*Stated goal*: Write the listing out again, all of it, word for word.
— Start Information given —
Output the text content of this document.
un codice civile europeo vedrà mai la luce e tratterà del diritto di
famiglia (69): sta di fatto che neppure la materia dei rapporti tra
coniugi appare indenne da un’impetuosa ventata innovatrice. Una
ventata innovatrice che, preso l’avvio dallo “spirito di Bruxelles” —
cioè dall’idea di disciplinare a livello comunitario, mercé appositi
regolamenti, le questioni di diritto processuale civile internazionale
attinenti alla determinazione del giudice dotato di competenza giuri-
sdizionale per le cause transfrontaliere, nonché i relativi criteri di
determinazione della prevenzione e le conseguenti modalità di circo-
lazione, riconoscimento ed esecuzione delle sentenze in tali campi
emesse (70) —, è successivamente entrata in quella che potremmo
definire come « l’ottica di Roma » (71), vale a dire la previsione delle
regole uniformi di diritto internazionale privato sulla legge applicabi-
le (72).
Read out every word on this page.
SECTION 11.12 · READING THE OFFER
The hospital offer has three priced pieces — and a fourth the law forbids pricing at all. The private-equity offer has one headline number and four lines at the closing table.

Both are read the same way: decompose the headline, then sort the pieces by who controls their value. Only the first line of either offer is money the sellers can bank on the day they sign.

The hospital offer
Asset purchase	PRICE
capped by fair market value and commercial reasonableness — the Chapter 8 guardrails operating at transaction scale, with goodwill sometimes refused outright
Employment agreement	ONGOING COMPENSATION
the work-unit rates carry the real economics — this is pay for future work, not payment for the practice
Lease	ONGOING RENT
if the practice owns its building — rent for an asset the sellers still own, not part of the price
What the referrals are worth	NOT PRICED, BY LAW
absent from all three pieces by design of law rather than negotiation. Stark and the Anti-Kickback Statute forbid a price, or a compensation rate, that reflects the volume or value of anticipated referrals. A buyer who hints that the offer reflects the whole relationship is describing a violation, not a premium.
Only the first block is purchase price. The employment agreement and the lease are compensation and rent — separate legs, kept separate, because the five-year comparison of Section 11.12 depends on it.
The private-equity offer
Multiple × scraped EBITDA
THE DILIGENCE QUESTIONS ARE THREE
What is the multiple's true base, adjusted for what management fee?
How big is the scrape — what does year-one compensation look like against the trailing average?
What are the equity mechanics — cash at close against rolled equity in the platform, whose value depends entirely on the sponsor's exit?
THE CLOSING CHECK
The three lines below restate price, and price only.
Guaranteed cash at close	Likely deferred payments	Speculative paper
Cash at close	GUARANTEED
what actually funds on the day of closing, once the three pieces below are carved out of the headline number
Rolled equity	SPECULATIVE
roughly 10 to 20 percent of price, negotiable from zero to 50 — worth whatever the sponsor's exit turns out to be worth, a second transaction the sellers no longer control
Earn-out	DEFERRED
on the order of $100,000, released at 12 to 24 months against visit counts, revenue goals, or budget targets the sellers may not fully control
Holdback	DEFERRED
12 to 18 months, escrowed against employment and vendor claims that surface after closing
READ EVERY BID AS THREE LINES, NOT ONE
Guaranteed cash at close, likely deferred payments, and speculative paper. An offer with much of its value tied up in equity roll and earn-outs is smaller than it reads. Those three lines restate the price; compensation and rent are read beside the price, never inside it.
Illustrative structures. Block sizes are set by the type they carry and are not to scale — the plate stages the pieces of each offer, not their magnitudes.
— End Information given —
*Finished answer*:
Output the text content of this document.
un codice civile europeo vedrà mai la luce e tratterà del diritto di
famiglia (69): sta di fatto che neppure la materia dei rapporti tra
coniugi appare indenne da un’impetuosa ventata innovatrice. Una
ventata innovatrice che, preso l’avvio dallo “spirito di Bruxelles” —
cioè dall’idea di disciplinare a livello comunitario, mercé appositi
regolamenti, le questioni di diritto processuale civile internazionale
attinenti alla determinazione del giudice dotato di competenza giuri-
sdizionale per le cause transfrontaliere, nonché i relativi criteri di
determinazione della prevenzione e le conseguenti modalità di circo-
lazione, riconoscimento ed esecuzione delle sentenze in tali campi
emesse (70) —, è successivamente entrata in quella che potremmo
definire come « l’ottica di Roma » (71), vale a dire la previsione delle
regole uniformi di diritto internazionale privato sulla legge applicabi-
le (72).
Read out every word on this page.
SECTION 11.12 · READING THE OFFER
The hospital offer has three priced pieces — and a fourth the law forbids pricing at all. The private-equity offer has one headline number and four lines at the closing table.

Both are read the same way: decompose the headline, then sort the pieces by who controls their value. Only the first line of either offer is money the sellers can bank on the day they sign.

The hospital offer
Asset purchase	PRICE
capped by fair market value and commercial reasonableness — the Chapter 8 guardrails operating at transaction scale, with goodwill sometimes refused outright
Employment agreement	ONGOING COMPENSATION
the work-unit rates carry the real economics — this is pay for future work, not payment for the practice
Lease	ONGOING RENT
if the practice owns its building — rent for an asset the sellers still own, not part of the price
What the referrals are worth	NOT PRICED, BY LAW
absent from all three pieces by design of law rather than negotiation. Stark and the Anti-Kickback Statute forbid a price, or a compensation rate, that reflects the volume or value of anticipated referrals. A buyer who hints that the offer reflects the whole relationship is describing a violation, not a premium.
Only the first block is purchase price. The employment agreement and the lease are compensation and rent — separate legs, kept separate, because the five-year comparison of Section 11.12 depends on it.
The private-equity offer
Multiple × scraped EBITDA
THE DILIGENCE QUESTIONS ARE THREE
What is the multiple's true base, adjusted for what management fee?
How big is the scrape — what does year-one compensation look like against the trailing average?
What are the equity mechanics — cash at close against rolled equity in the platform, whose value depends entirely on the sponsor's exit?
THE CLOSING CHECK
The three lines below restate price, and price only.
Guaranteed cash at close	Likely deferred payments	Speculative paper
Cash at close	GUARANTEED
what actually funds on the day of closing, once the three pieces below are carved out of the headline number
Rolled equity	SPECULATIVE
roughly 10 to 20 percent of price, negotiable from zero to 50 — worth whatever the sponsor's exit turns out to be worth, a second transaction the sellers no longer control
Earn-out	DEFERRED
on the order of $100,000, released at 12 to 24 months against visit counts, revenue goals, or budget targets the sellers may not fully control
Holdback	DEFERRED
12 to 18 months, escrowed against employment and vendor claims that surface after closing
READ EVERY BID AS THREE LINES, NOT ONE
Guaranteed cash at close, likely deferred payments, and speculative paper. An offer with much of its value tied up in equity roll and earn-outs is smaller than it reads. Those three lines restate the price; compensation and rent are read beside the price, never inside it.
Illustrative structures. Block sizes are set by the type they carry and are not to scale — the plate stages the pieces of each offer, not their magnitudes.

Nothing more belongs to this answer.